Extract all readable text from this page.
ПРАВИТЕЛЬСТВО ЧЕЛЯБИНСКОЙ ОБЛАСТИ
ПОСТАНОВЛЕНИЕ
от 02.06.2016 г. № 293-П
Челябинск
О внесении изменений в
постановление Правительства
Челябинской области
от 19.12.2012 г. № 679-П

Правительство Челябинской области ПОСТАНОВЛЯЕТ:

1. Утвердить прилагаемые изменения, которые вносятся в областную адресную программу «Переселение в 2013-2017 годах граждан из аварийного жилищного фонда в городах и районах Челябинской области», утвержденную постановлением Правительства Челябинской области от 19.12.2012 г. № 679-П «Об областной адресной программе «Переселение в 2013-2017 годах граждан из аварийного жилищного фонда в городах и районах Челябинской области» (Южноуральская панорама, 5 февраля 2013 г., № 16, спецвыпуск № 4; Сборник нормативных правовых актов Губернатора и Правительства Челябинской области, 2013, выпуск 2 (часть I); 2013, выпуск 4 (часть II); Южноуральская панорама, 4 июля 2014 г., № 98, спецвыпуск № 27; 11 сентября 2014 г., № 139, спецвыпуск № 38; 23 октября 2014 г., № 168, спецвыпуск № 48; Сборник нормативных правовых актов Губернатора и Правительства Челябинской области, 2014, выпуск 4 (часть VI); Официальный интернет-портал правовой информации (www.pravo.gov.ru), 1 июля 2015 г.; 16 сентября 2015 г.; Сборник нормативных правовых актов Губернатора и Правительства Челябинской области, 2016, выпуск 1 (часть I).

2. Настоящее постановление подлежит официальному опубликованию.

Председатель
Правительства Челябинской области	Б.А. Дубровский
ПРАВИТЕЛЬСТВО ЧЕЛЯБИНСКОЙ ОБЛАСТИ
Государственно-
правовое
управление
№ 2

● Task
Retype the listing. Match it exactly.

● Expected output
Extract all readable text from this page.
ПРАВИТЕЛЬСТВО ЧЕЛЯБИНСКОЙ ОБЛАСТИ
ПОСТАНОВЛЕНИЕ
от 02.06.2016 г. № 293-П
Челябинск
О внесении изменений в
постановление Правительства
Челябинской области
от 19.12.2012 г. № 679-П

Правительство Челябинской области ПОСТАНОВЛЯЕТ:

1. Утвердить прилагаемые изменения, которые вносятся в областную адресную программу «Переселение в 2013-2017 годах граждан из аварийного жилищного фонда в городах и районах Челябинской области», утвержденную постановлением Правительства Челябинской области от 19.12.2012 г. № 679-П «Об областной адресной программе «Переселение в 2013-2017 годах граждан из аварийного жилищного фонда в городах и районах Челябинской области» (Южноуральская панорама, 5 февраля 2013 г., № 16, спецвыпуск № 4; Сборник нормативных правовых актов Губернатора и Правительства Челябинской области, 2013, выпуск 2 (часть I); 2013, выпуск 4 (часть II); Южноуральская панорама, 4 июля 2014 г., № 98, спецвыпуск № 27; 11 сентября 2014 г., № 139, спецвыпуск № 38; 23 октября 2014 г., № 168, спецвыпуск № 48; Сборник нормативных правовых актов Губернатора и Правительства Челябинской области, 2014, выпуск 4 (часть VI); Официальный интернет-портал правовой информации (www.pravo.gov.ru), 1 июля 2015 г.; 16 сентября 2015 г.; Сборник нормативных правовых актов Губернатора и Правительства Челябинской области, 2016, выпуск 1 (часть I).

2. Настоящее постановление подлежит официальному опубликованию.

Председатель
Правительства Челябинской области	Б.А. Дубровский
ПРАВИТЕЛЬСТВО ЧЕЛЯБИНСКОЙ ОБЛАСТИ
Государственно-
правовое
управление
№ 2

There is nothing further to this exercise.